**TASK BRIEF:** List all lines in the material below that contain "barre".

**EXTRACTED ENTRIES:**
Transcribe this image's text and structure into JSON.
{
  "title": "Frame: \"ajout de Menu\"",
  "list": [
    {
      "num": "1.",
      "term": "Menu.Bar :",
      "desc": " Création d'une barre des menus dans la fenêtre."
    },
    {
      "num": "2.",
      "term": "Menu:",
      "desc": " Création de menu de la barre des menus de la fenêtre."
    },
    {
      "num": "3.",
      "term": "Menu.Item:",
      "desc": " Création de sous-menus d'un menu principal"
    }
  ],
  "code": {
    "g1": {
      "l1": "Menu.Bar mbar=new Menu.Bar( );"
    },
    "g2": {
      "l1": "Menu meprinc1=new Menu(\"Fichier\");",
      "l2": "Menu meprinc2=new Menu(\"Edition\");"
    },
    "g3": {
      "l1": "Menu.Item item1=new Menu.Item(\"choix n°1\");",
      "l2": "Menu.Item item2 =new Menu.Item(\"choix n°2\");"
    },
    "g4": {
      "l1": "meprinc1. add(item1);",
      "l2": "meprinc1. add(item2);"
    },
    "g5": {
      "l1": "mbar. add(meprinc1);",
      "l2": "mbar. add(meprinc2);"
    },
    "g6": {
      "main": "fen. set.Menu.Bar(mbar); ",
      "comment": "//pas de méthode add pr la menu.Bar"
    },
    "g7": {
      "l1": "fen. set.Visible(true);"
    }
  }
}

**OUTPUT OF THE EXERCISE:**
      "desc": " Création d'une barre des menus dans la fenêtre."
      "desc": " Création de menu de la barre des menus de la fenêtre."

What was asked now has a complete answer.